All of the material should be reproduced exactly, with pictures left out.

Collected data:
-----

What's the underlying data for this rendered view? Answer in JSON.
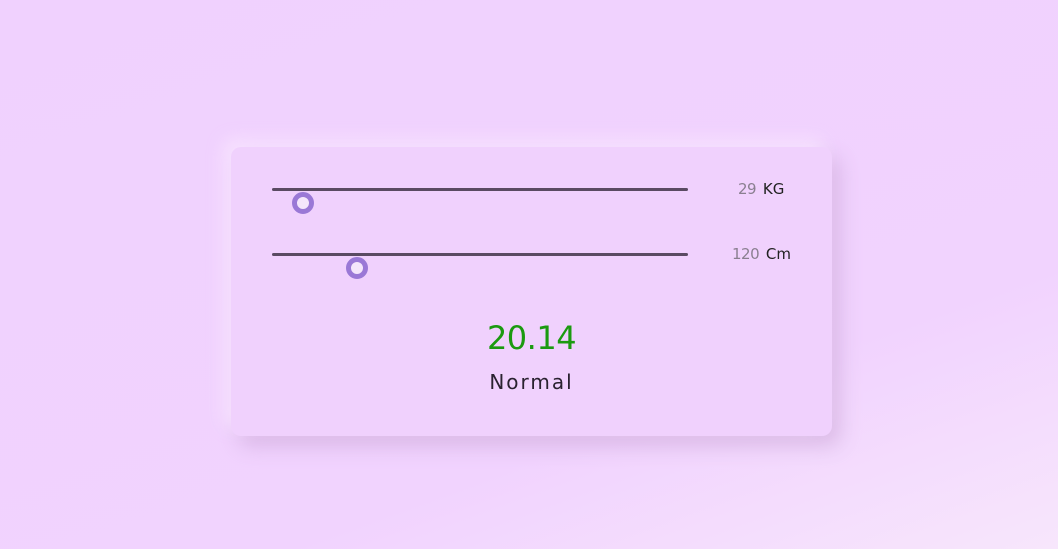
{
  "weight_slider": {
    "value": "29",
    "unit": "KG",
    "fraction": 0.075
  },
  "height_slider": {
    "value": "120",
    "unit": "Cm",
    "fraction": 0.205
  },
  "result": {
    "bmi": "20.14",
    "status": "Normal"
  },
  "colors": {
    "background": "#f1d3fe",
    "track": "#5a4a62",
    "thumb_border": "#9a78d6",
    "bmi_value": "#1b9a10",
    "status_text": "#2a2230"
  }
}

-----

Response to this task »
What's the underlying data for this rendered view? Answer in JSON.
{
  "weight_slider": {
    "value": "29",
    "unit": "KG",
    "fraction": 0.075
  },
  "height_slider": {
    "value": "120",
    "unit": "Cm",
    "fraction": 0.205
  },
  "result": {
    "bmi": "20.14",
    "status": "Normal"
  },
  "colors": {
    "background": "#f1d3fe",
    "track": "#5a4a62",
    "thumb_border": "#9a78d6",
    "bmi_value": "#1b9a10",
    "status_text": "#2a2230"
  }
}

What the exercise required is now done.